>>>>
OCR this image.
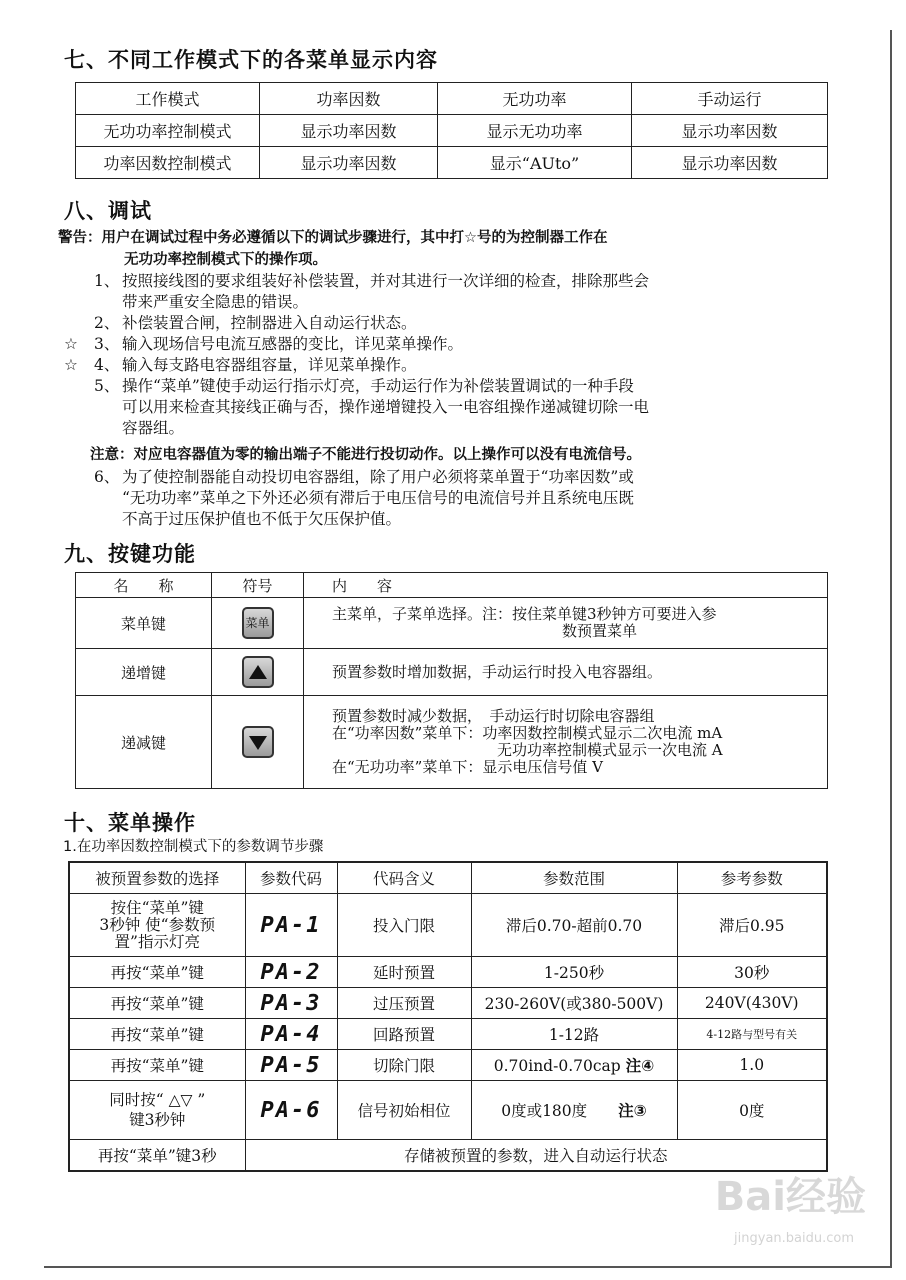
七、不同工作模式下的各菜单显示内容
工作模式	功率因数	无功功率	手动运行
无功功率控制模式	显示功率因数	显示无功功率	显示功率因数
功率因数控制模式	显示功率因数	显示“AUto”	显示功率因数
八、调试
警告：用户在调试过程中务必遵循以下的调试步骤进行，其中打☆号的为控制器工作在
无功功率控制模式下的操作项。
1、 按照接线图的要求组装好补偿装置，并对其进行一次详细的检查，排除那些会
带来严重安全隐患的错误。
2、 补偿装置合闸，控制器进入自动运行状态。
☆ 3、 输入现场信号电流互感器的变比，详见菜单操作。
☆ 4、 输入每支路电容器组容量，详见菜单操作。
5、 操作“菜单”键使手动运行指示灯亮，手动运行作为补偿装置调试的一种手段
可以用来检查其接线正确与否，操作递增键投入一电容组操作递减键切除一电
容器组。
注意：对应电容器值为零的输出端子不能进行投切动作。以上操作可以没有电流信号。
6、 为了使控制器能自动投切电容器组，除了用户必须将菜单置于“功率因数”或
“无功功率”菜单之下外还必须有滞后于电压信号的电流信号并且系统电压既
不高于过压保护值也不低于欠压保护值。
九、按键功能
名　　称	符号	内　　容
菜单键	菜单	主菜单，子菜单选择。注：按住菜单键3秒钟方可要进入参
数预置菜单

递增键		预置参数时增加数据，手动运行时投入电容器组。

递减键		预置参数时减少数据，　手动运行时切除电容器组
在“功率因数”菜单下：功率因数控制模式显示二次电流 mA
　　　　　　　　　　　无功功率控制模式显示一次电流 A
在“无功功率”菜单下：显示电压信号值 V
十、菜单操作
1.在功率因数控制模式下的参数调节步骤
被预置参数的选择	参数代码	代码含义	参数范围	参考参数

按住“菜单”键
3秒钟 使“参数预
置”指示灯亮	PA-1	投入门限	滞后0.70-超前0.70	滞后0.95
再按“菜单”键	PA-2	延时预置	1-250秒	30秒
再按“菜单”键	PA-3	过压预置	230-260V(或380-500V)	240V(430V)
再按“菜单”键	PA-4	回路预置	1-12路	4-12路与型号有关
再按“菜单”键	PA-5	切除门限	0.70ind-0.70cap 注④	1.0

同时按“ △▽ ”
键3秒钟	PA-6	信号初始相位	0度或180度　　 注③	0度
再按“菜单”键3秒	存储被预置的参数，进入自动运行状态			
Bai经验
jingyan.baidu.com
<<<<
Output the material word for word, omitting its pictures.

OCR this image.
七、不同工作模式下的各菜单显示内容
工作模式	功率因数	无功功率	手动运行
无功功率控制模式	显示功率因数	显示无功功率	显示功率因数
功率因数控制模式	显示功率因数	显示“AUto”	显示功率因数
八、调试
警告：用户在调试过程中务必遵循以下的调试步骤进行，其中打☆号的为控制器工作在
无功功率控制模式下的操作项。
1、 按照接线图的要求组装好补偿装置，并对其进行一次详细的检查，排除那些会
带来严重安全隐患的错误。
2、 补偿装置合闸，控制器进入自动运行状态。
☆ 3、 输入现场信号电流互感器的变比，详见菜单操作。
☆ 4、 输入每支路电容器组容量，详见菜单操作。
5、 操作“菜单”键使手动运行指示灯亮，手动运行作为补偿装置调试的一种手段
可以用来检查其接线正确与否，操作递增键投入一电容组操作递减键切除一电
容器组。
注意：对应电容器值为零的输出端子不能进行投切动作。以上操作可以没有电流信号。
6、 为了使控制器能自动投切电容器组，除了用户必须将菜单置于“功率因数”或
“无功功率”菜单之下外还必须有滞后于电压信号的电流信号并且系统电压既
不高于过压保护值也不低于欠压保护值。
九、按键功能
名　　称	符号	内　　容
菜单键	菜单	主菜单，子菜单选择。注：按住菜单键3秒钟方可要进入参
数预置菜单

递增键		预置参数时增加数据，手动运行时投入电容器组。

递减键		预置参数时减少数据，　手动运行时切除电容器组
在“功率因数”菜单下：功率因数控制模式显示二次电流 mA
　　　　　　　　　　　无功功率控制模式显示一次电流 A
在“无功功率”菜单下：显示电压信号值 V
十、菜单操作
1.在功率因数控制模式下的参数调节步骤
被预置参数的选择	参数代码	代码含义	参数范围	参考参数

按住“菜单”键
3秒钟 使“参数预
置”指示灯亮	PA-1	投入门限	滞后0.70-超前0.70	滞后0.95
再按“菜单”键	PA-2	延时预置	1-250秒	30秒
再按“菜单”键	PA-3	过压预置	230-260V(或380-500V)	240V(430V)
再按“菜单”键	PA-4	回路预置	1-12路	4-12路与型号有关
再按“菜单”键	PA-5	切除门限	0.70ind-0.70cap 注④	1.0

同时按“ △▽ ”
键3秒钟	PA-6	信号初始相位	0度或180度　　 注③	0度
再按“菜单”键3秒	存储被预置的参数，进入自动运行状态			
Bai经验
jingyan.baidu.com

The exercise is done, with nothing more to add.